▶ _Document excerpt_
━━━
Saturday, February 16, 2019

Another plane, another potty

And here we have it, folks. This trip’s diarrhea story. Well, sort of. Close enough.

Mimi woke up on Saturday with the type of loose stools that the CDC warns "adventurous eaters" about. Not the kind of stools that her health-professional parents worry about. Just the kind that make us want to toss a couple of extra pairs of pants in our bag. For all of us. Particularly when we’ll be boarding an international airplane later in the day.

As we sadly packed our bags, Mimi asked if we could come back to El Salvador tomorrow. So young, yet so wise.

Cicely made it just a hair easier to leave San Salvador that morning by telling us that the city would be without running water later in the day. As in the entire city of two million people would not have a basic necessity for survival. And she said it in such a way that made us presume this was a reasonably routine occurrence.

All embassy staffers take extra precautions against the eccentricities of living in one of the more turbulent parts of the world. In addition to the bottled water that Cicely and Donyel keep behind the steel door of their embassy-mandated safety room, they have a CB radio plugged in next to their stereo in case the domestic communication networks go down.

Ok, ok. It’s not all paradise. Fine. I’ll go home. Begrudgingly.

As Donyel was telling me about the extra safety precautions that they have to take living in El Salvador, I was trying to remember if I locked our back door at home. I couldn’t remember, and yet I had absolutely no doubt that everything would be fine. I guess I should stop complaining about our spotty cell service and lack of pizza delivery on the reservation. At least I don’t need to have a steel-lined safety room.

Our conversation wrapped up when we saw Jonathan, our driver for the week, pull up in front of their house. Mimi asked why we had to go, and none of us could come up with a satisfactory answer.

But at least the drive was easy. Both of our kids fell asleep during the one hour trip to the airport. Of course, we knew we would pay for a quiet drive with a wide-awake plane ride. But a nap in the hand is better than two in the airplane.

That’s not true.

But at least Mimi’s belly seemed to be settling down a little bit, and I’ll take tired over stooling any day. Spider-Man can help with an over-tired toddler. But I don’t see him signing up to wash diarrhea off a seat cushion any time soon.

When we pulled up to the airport, our driver helped us unload our bags, and we began our ritual airport hymn.

Aimee: Two kids, two adults, two car seats, two rollers, and one duffel.
━━━
(Dataset items)
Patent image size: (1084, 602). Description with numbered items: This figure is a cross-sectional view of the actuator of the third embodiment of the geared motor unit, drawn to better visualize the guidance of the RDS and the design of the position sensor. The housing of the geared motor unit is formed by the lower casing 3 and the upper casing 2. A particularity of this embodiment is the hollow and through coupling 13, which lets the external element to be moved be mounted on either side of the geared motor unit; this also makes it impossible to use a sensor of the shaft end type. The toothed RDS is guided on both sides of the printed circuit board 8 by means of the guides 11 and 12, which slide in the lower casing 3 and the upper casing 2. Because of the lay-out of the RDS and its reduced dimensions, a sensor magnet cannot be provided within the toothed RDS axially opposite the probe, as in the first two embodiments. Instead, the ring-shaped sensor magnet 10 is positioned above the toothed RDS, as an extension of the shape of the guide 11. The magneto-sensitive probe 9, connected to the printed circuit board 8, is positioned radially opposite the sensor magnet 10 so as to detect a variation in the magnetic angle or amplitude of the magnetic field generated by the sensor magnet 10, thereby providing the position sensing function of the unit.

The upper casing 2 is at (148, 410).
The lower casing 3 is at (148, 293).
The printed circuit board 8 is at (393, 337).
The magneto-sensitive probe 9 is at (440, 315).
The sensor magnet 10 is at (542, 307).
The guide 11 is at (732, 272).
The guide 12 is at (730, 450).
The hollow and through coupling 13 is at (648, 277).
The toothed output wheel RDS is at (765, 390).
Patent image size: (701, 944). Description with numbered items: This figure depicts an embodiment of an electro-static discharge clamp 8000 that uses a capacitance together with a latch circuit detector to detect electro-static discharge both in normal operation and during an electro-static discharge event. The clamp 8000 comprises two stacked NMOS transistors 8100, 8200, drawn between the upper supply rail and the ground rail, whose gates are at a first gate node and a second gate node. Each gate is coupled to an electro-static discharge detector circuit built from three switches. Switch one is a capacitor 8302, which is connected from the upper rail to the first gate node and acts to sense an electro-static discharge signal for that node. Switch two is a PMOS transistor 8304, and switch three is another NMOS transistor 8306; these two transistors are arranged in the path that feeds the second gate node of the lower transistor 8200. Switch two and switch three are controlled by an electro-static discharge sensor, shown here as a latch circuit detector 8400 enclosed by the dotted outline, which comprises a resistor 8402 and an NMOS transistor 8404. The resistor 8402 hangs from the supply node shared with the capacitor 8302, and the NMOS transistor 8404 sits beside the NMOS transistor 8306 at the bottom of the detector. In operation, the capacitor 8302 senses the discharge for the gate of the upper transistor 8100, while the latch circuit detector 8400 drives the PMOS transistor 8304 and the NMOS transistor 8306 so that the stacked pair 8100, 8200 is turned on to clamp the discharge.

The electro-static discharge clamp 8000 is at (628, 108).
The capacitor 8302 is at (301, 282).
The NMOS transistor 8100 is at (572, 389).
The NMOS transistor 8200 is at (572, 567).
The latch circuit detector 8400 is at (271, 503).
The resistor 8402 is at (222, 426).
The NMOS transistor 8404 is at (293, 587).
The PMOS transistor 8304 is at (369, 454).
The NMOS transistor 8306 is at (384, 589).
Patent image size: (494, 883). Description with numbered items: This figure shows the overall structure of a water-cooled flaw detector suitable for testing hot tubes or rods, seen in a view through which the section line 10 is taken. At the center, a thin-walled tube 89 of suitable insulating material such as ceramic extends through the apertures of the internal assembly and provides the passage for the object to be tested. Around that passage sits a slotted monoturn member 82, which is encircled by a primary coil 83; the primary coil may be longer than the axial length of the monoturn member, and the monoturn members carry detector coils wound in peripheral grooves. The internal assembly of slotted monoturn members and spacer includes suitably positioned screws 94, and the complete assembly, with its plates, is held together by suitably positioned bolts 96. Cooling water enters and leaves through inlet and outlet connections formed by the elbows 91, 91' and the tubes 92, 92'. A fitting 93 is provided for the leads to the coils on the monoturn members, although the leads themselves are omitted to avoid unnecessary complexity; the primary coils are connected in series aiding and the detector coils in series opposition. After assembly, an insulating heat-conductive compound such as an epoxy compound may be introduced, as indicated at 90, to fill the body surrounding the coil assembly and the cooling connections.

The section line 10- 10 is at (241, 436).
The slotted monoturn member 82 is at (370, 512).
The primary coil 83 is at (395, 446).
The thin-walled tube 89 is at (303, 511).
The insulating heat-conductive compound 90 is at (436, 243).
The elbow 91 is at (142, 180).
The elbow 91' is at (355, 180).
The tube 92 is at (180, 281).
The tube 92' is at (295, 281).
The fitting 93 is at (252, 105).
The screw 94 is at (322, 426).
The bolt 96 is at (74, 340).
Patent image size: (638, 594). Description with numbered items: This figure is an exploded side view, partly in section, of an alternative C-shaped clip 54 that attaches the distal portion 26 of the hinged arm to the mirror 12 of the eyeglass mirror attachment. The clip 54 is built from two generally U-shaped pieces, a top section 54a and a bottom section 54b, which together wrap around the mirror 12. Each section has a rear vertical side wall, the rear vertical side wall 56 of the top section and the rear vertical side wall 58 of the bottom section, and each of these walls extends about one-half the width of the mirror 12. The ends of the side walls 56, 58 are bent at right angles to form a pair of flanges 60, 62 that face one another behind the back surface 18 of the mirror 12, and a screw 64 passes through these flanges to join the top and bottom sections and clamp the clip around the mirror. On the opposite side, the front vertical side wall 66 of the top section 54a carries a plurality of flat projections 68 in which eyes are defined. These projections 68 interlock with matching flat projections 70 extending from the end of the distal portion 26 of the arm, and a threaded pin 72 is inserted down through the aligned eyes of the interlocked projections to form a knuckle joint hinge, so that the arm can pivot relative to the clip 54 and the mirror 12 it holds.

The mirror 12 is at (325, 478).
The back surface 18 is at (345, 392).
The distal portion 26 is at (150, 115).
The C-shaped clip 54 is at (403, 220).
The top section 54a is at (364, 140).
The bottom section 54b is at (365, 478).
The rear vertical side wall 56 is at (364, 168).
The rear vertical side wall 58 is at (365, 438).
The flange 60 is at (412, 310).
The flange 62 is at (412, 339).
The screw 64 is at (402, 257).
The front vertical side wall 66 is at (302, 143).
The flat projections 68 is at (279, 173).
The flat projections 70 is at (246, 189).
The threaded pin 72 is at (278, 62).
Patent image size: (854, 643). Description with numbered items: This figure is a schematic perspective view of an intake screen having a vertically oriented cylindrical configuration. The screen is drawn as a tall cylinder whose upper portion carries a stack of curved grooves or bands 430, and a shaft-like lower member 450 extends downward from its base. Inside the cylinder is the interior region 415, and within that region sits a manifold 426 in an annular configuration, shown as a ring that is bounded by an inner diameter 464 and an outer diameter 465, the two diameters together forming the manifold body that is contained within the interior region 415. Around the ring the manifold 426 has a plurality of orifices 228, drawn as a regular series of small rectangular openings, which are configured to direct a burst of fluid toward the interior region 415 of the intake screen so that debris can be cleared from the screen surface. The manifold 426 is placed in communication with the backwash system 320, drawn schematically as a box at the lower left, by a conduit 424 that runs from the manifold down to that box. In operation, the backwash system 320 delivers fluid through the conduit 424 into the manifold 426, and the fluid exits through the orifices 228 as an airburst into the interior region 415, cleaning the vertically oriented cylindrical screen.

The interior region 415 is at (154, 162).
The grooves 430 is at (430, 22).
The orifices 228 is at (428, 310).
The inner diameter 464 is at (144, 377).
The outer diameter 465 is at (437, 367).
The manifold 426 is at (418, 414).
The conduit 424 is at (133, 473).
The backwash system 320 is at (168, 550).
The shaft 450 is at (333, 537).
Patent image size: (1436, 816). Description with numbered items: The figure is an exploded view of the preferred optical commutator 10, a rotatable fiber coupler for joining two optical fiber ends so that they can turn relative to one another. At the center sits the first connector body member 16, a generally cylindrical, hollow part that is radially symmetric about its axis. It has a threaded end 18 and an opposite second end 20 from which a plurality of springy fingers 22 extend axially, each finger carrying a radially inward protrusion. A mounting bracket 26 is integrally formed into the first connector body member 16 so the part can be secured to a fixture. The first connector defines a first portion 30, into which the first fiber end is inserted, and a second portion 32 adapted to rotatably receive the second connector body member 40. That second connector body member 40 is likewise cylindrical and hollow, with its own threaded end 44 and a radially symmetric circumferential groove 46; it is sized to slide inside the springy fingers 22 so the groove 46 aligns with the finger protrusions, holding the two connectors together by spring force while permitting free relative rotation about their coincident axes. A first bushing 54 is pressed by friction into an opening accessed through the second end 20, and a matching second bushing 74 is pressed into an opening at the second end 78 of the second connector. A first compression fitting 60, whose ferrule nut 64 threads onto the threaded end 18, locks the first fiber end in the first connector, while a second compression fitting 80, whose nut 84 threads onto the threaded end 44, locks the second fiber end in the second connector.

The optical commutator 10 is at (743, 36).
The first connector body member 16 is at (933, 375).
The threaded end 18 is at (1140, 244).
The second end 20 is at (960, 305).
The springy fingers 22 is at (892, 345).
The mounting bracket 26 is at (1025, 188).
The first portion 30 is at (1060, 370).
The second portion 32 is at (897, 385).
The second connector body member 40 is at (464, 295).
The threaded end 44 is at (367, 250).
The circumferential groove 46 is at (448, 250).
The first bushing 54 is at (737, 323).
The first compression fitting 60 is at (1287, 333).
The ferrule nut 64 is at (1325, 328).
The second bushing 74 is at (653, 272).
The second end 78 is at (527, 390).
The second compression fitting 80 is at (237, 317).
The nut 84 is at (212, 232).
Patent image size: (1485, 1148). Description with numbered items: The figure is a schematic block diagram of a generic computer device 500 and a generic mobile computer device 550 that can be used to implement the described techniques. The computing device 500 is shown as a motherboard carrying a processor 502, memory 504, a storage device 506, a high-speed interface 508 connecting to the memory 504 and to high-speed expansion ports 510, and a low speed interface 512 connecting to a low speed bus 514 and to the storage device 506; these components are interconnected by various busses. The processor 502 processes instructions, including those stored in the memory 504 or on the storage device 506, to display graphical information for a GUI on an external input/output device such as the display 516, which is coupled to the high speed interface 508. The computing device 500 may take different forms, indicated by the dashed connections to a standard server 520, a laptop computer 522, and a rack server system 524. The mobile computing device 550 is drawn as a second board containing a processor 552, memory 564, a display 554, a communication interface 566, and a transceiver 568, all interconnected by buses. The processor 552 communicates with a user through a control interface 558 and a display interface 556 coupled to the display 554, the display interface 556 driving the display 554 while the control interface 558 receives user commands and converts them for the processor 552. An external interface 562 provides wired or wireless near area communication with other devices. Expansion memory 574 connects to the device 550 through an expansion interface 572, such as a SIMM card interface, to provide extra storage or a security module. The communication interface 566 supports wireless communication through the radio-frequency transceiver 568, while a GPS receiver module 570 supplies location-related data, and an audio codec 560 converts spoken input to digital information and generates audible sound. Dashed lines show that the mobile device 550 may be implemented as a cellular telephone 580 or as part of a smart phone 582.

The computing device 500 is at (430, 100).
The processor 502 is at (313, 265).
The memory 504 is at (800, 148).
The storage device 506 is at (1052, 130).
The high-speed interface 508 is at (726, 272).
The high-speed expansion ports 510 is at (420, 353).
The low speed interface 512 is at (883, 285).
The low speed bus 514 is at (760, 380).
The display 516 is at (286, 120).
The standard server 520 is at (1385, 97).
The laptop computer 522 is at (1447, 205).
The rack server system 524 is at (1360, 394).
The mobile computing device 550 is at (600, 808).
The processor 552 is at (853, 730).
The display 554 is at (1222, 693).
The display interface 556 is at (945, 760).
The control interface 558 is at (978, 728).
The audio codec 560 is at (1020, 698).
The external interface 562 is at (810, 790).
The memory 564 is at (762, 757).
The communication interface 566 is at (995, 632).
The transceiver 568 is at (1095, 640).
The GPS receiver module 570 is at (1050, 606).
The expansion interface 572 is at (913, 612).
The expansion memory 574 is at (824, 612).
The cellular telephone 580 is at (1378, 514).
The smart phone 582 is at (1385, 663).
━━━
▶ _Given task A_
Rewrite the listing from the line with "Patent image size: (494, 883)." to the line with "The elbow 91 is at (142, 180).", replacing "flaw detector" with "defect detector" and leaving everything else unchanged.
▶ _Given task B_
Please continue the blog post about leaving El Salvador from where it stops.

▶ _Reply A_
Patent image size: (494, 883). Description with numbered items: This figure shows the overall structure of a water-cooled defect detector suitable for testing hot tubes or rods, seen in a view through which the section line 10 is taken. At the center, a thin-walled tube 89 of suitable insulating material such as ceramic extends through the apertures of the internal assembly and provides the passage for the object to be tested. Around that passage sits a slotted monoturn member 82, which is encircled by a primary coil 83; the primary coil may be longer than the axial length of the monoturn member, and the monoturn members carry detector coils wound in peripheral grooves. The internal assembly of slotted monoturn members and spacer includes suitably positioned screws 94, and the complete assembly, with its plates, is held together by suitably positioned bolts 96. Cooling water enters and leaves through inlet and outlet connections formed by the elbows 91, 91' and the tubes 92, 92'. A fitting 93 is provided for the leads to the coils on the monoturn members, although the leads themselves are omitted to avoid unnecessary complexity; the primary coils are connected in series aiding and the detector coils in series opposition. After assembly, an insulating heat-conductive compound such as an epoxy compound may be introduced, as indicated at 90, to fill the body surrounding the coil assembly and the cooling connections.

The section line 10- 10 is at (241, 436).
The slotted monoturn member 82 is at (370, 512).
The primary coil 83 is at (395, 446).
The thin-walled tube 89 is at (303, 511).
The insulating heat-conductive compound 90 is at (436, 243).
The elbow 91 is at (142, 180).

▶ _Reply B_
Rest of the family: Aaamennn

Speaking of hymns, there was a huge church group at the airport departing from what I presume was a missionary trip, given their matching t-shirts and lack of sun tans.

Since this was certainly not a church trip for the Stone family, lunch that day was in the airport brewery, a satellite location of the Cadejo microbrewery that we had gone to on our night out in San Salvador.


Still fun, even without a babysitter.

As is the norm on international flights returning to the US, there was a second security check at the gate to our plane. We got in line to have our bags reinspected, but didn’t realize that 1) there was no bathroom past security, 2) we couldn’t leave, and 3) Mimi still had her stomach bug.

M: Potty.
Me: Maybe I was just imagining that.
M: Potty, daddy.
Me: Figment of my imagination
M: POTTY, DADDY!!!

Oh boy.

I thought that I might be able to distract her for a little bit by showing her some airplanes taking off. But San Salvador has a relatively quiet airport for a city of this size, and there was only one departure during the entire hour we were in potty purgatory. Where are you now, Spider-Man?

But with a full court press of toddler distractions (and taking full advantage of the traveling-families preboard announcement), we made it onto the airplane just before Mimi’s landing gear came out.

And it apparently wasn’t just Mimi who was holding it in (she was just the most vocal about it). The preflight lavatory line actually delayed our departure. The flight attendants admirably kept their cool during their increasingly frequent overhead announcements, despite everyone else’s collective blood pressure rising as we all thought about the tight connections that this run on the toilet was jeopardizing.

Unlike our flight out, this one didn’t have any empty seats. But it did have the next best thing: elderly El Salvadorans who loved babies.


Si, por favor. Gracias.

The three hour flight was relatively painless, particularly with our surrogate baby holders. But Quinn did have an in-flight blow out just as the plane was landing (thankfully after he was returned to us, avoiding an international incident). So in addition to having to make up time from our late departure, we had to delay our US immigration check for a mega diaper change. And if I remember right, it was more than just a diaper change. I don’t even think his socks were spared from this one.

And entirely predictably...

“Potty.”

For crying out loud, Mimi.

Despite continuously reminding myself that she was a two year old with a stomach bug, I could feel myself getting more and more stressed out about missing our connection. We still hadn’t even picked up our bags yet, let alone cleared immigration.

With bowels emptied (for now), we went to go get our bags for the customs check. Most of them were already waiting for us on the carousel. But I couldn’t find Quinn’s car seat that we gate checked in El Salvador.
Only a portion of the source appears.